▶ [INSTRUCTIONS FOR THE TASK] Drop the pictures from the entries below, then reproduce the rest exactly.

▶ [EXERCISE DATA]
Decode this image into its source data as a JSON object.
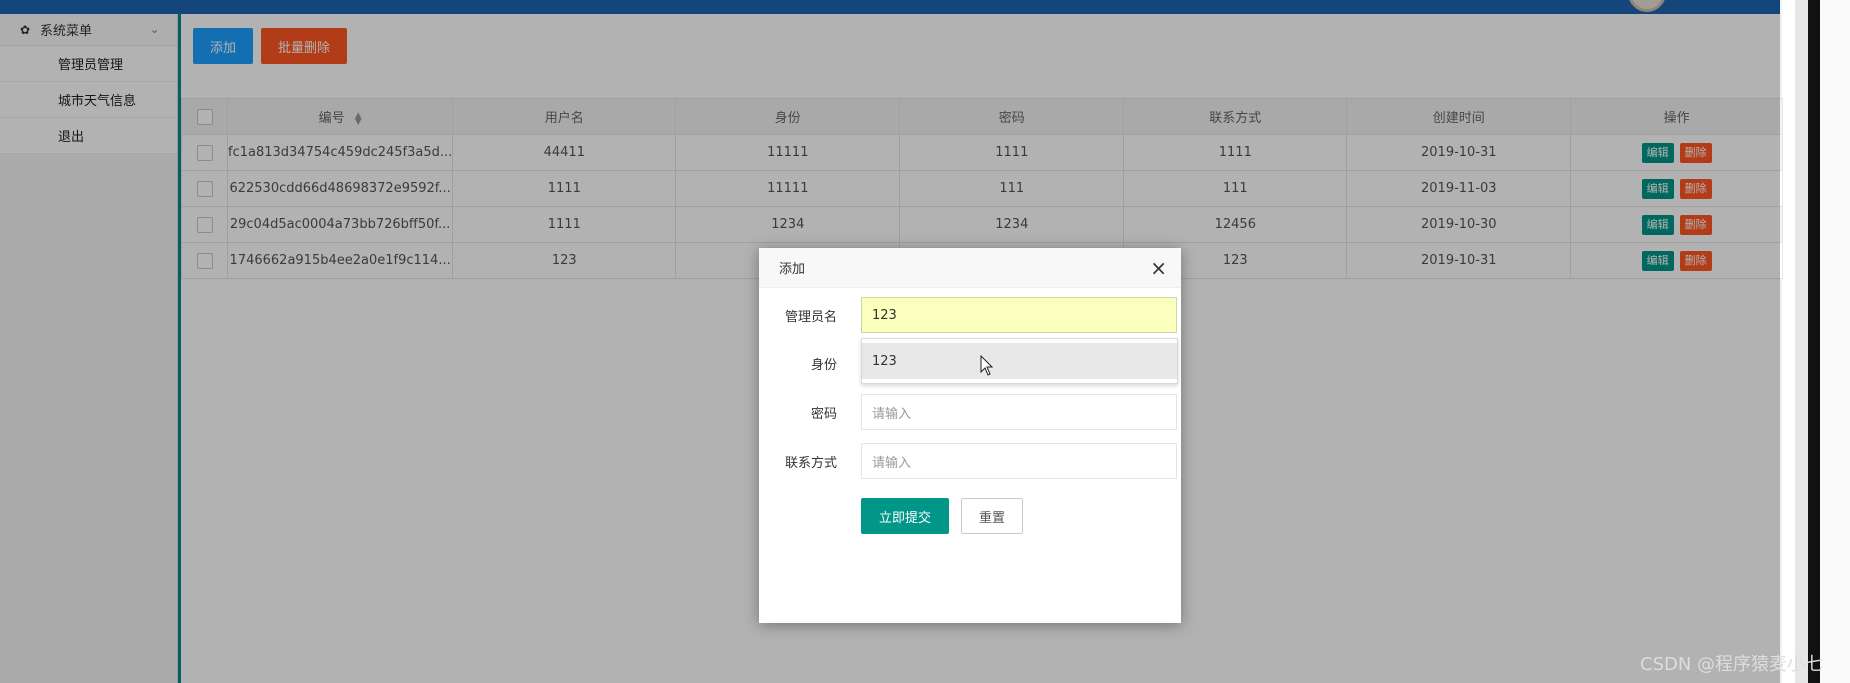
{
  "sidebar": {
    "menu_title": "系统菜单",
    "items": [
      {
        "label": "管理员管理"
      },
      {
        "label": "城市天气信息"
      },
      {
        "label": "退出"
      }
    ]
  },
  "toolbar": {
    "add_label": "添加",
    "batch_delete_label": "批量删除"
  },
  "table": {
    "columns": [
      "编号",
      "用户名",
      "身份",
      "密码",
      "联系方式",
      "创建时间",
      "操作"
    ],
    "rows": [
      {
        "id": "fc1a813d34754c459dc245f3a5d...",
        "username": "44411",
        "identity": "11111",
        "password": "1111",
        "contact": "1111",
        "created": "2019-10-31"
      },
      {
        "id": "622530cdd66d48698372e9592f...",
        "username": "1111",
        "identity": "11111",
        "password": "111",
        "contact": "111",
        "created": "2019-11-03"
      },
      {
        "id": "29c04d5ac0004a73bb726bff50f...",
        "username": "1111",
        "identity": "1234",
        "password": "1234",
        "contact": "12456",
        "created": "2019-10-30"
      },
      {
        "id": "1746662a915b4ee2a0e1f9c114...",
        "username": "123",
        "identity": "",
        "password": "",
        "contact": "123",
        "created": "2019-10-31"
      }
    ],
    "edit_label": "编辑",
    "delete_label": "删除"
  },
  "modal": {
    "title": "添加",
    "close_glyph": "×",
    "fields": {
      "name_label": "管理员名",
      "name_value": "123",
      "identity_label": "身份",
      "password_label": "密码",
      "password_placeholder": "请输入",
      "contact_label": "联系方式",
      "contact_placeholder": "请输入"
    },
    "suggestion": "123",
    "submit_label": "立即提交",
    "reset_label": "重置"
  },
  "watermark": "CSDN @程序猿麦小七",
  "colors": {
    "topbar": "#1E63B0",
    "accent_teal": "#009688",
    "add_blue": "#1E9FFF",
    "delete_orange": "#FF5722",
    "autofill_yellow": "#faffbd"
  },
  "icons": [
    "gear-icon",
    "chevron-down-icon",
    "sort-icon",
    "close-icon",
    "cursor-icon"
  ]
}
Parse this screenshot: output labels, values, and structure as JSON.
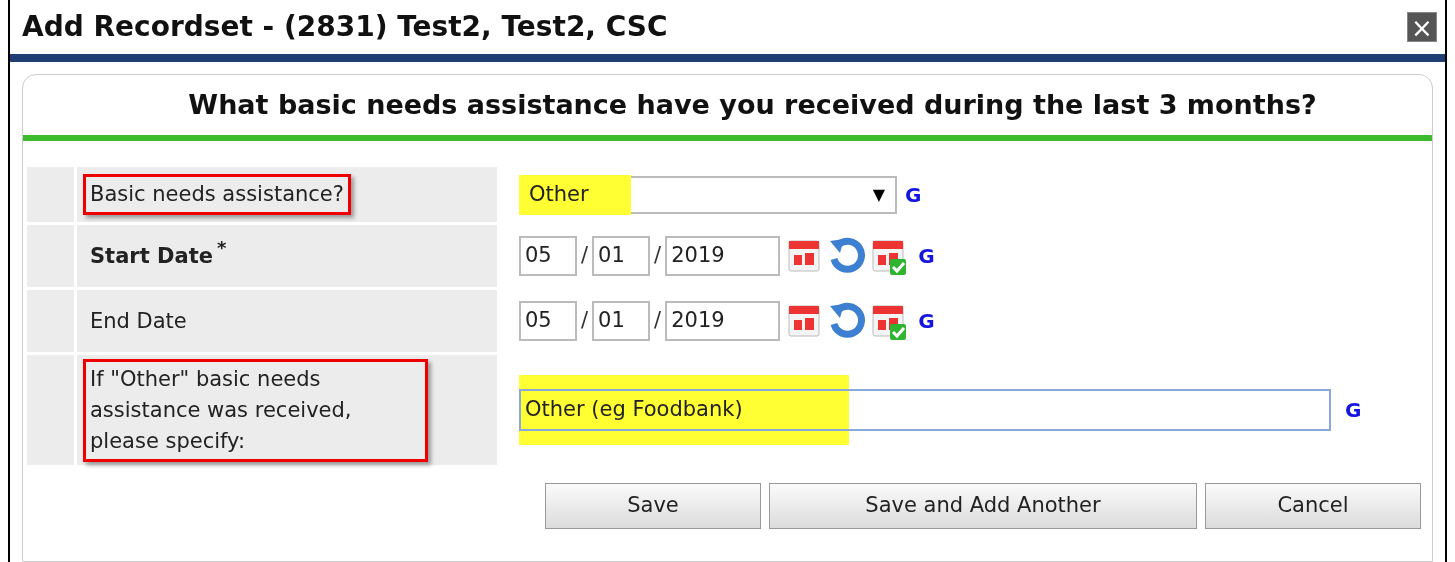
{
  "window": {
    "title": "Add Recordset - (2831) Test2, Test2, CSC",
    "close": "×"
  },
  "heading": "What basic needs assistance have you received during the last 3 months?",
  "rows": [
    {
      "kind": "select",
      "label": "Basic needs assistance?",
      "required": false,
      "outlined": true,
      "value": "Other",
      "highlighted": true,
      "arrow": "▼",
      "g": "G"
    },
    {
      "kind": "date",
      "label": "Start Date",
      "required": true,
      "required_mark": "*",
      "outlined": false,
      "month": "05",
      "day": "01",
      "year": "2019",
      "separators": [
        "/",
        "/"
      ],
      "g": "G"
    },
    {
      "kind": "date",
      "label": "End Date",
      "required": false,
      "outlined": false,
      "month": "05",
      "day": "01",
      "year": "2019",
      "separators": [
        "/",
        "/"
      ],
      "g": "G"
    },
    {
      "kind": "text",
      "label": "If \"Other\" basic needs assistance was received, please specify:",
      "required": false,
      "outlined": true,
      "value": "Other (eg Foodbank)",
      "highlighted": true,
      "g": "G"
    }
  ],
  "buttons": [
    "Save",
    "Save and Add Another",
    "Cancel"
  ]
}
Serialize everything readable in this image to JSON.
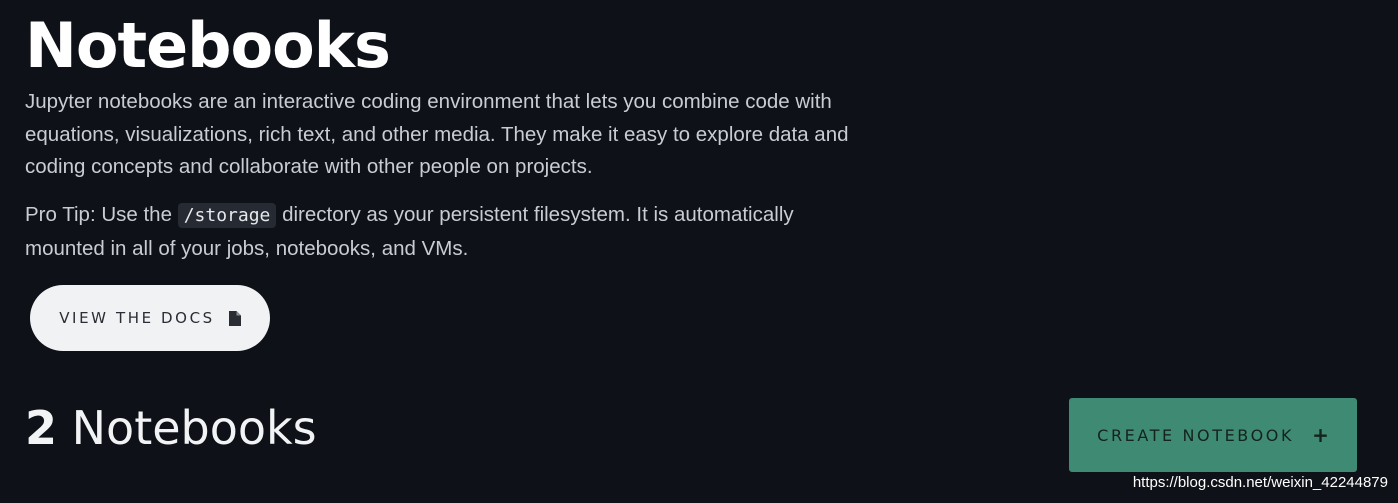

▶ [OUTPUT OF THE TASK]
Decode this image into its source data as a JSON object.
{
  "sidebar": {
    "menu_title": "系统菜单",
    "items": [
      {
        "label": "管理员管理"
      },
      {
        "label": "城市天气信息"
      },
      {
        "label": "退出"
      }
    ]
  },
  "toolbar": {
    "add_label": "添加",
    "batch_delete_label": "批量删除"
  },
  "table": {
    "columns": [
      "编号",
      "用户名",
      "身份",
      "密码",
      "联系方式",
      "创建时间",
      "操作"
    ],
    "rows": [
      {
        "id": "fc1a813d34754c459dc245f3a5d...",
        "username": "44411",
        "identity": "11111",
        "password": "1111",
        "contact": "1111",
        "created": "2019-10-31"
      },
      {
        "id": "622530cdd66d48698372e9592f...",
        "username": "1111",
        "identity": "11111",
        "password": "111",
        "contact": "111",
        "created": "2019-11-03"
      },
      {
        "id": "29c04d5ac0004a73bb726bff50f...",
        "username": "1111",
        "identity": "1234",
        "password": "1234",
        "contact": "12456",
        "created": "2019-10-30"
      },
      {
        "id": "1746662a915b4ee2a0e1f9c114...",
        "username": "123",
        "identity": "",
        "password": "",
        "contact": "123",
        "created": "2019-10-31"
      }
    ],
    "edit_label": "编辑",
    "delete_label": "删除"
  },
  "modal": {
    "title": "添加",
    "close_glyph": "×",
    "fields": {
      "name_label": "管理员名",
      "name_value": "123",
      "identity_label": "身份",
      "password_label": "密码",
      "password_placeholder": "请输入",
      "contact_label": "联系方式",
      "contact_placeholder": "请输入"
    },
    "suggestion": "123",
    "submit_label": "立即提交",
    "reset_label": "重置"
  },
  "watermark": "CSDN @程序猿麦小七",
  "colors": {
    "topbar": "#1E63B0",
    "accent_teal": "#009688",
    "add_blue": "#1E9FFF",
    "delete_orange": "#FF5722",
    "autofill_yellow": "#faffbd"
  },
  "icons": [
    "gear-icon",
    "chevron-down-icon",
    "sort-icon",
    "close-icon",
    "cursor-icon"
  ]
}
Parse this screenshot: output labels, values, and structure as JSON.
{
  "window": {
    "title": "Add Recordset - (2831) Test2, Test2, CSC",
    "close": "×"
  },
  "heading": "What basic needs assistance have you received during the last 3 months?",
  "rows": [
    {
      "kind": "select",
      "label": "Basic needs assistance?",
      "required": false,
      "outlined": true,
      "value": "Other",
      "highlighted": true,
      "arrow": "▼",
      "g": "G"
    },
    {
      "kind": "date",
      "label": "Start Date",
      "required": true,
      "required_mark": "*",
      "outlined": false,
      "month": "05",
      "day": "01",
      "year": "2019",
      "separators": [
        "/",
        "/"
      ],
      "g": "G"
    },
    {
      "kind": "date",
      "label": "End Date",
      "required": false,
      "outlined": false,
      "month": "05",
      "day": "01",
      "year": "2019",
      "separators": [
        "/",
        "/"
      ],
      "g": "G"
    },
    {
      "kind": "text",
      "label": "If \"Other\" basic needs assistance was received, please specify:",
      "required": false,
      "outlined": true,
      "value": "Other (eg Foodbank)",
      "highlighted": true,
      "g": "G"
    }
  ],
  "buttons": [
    "Save",
    "Save and Add Another",
    "Cancel"
  ]
}
Serialize everything readable in this image to JSON.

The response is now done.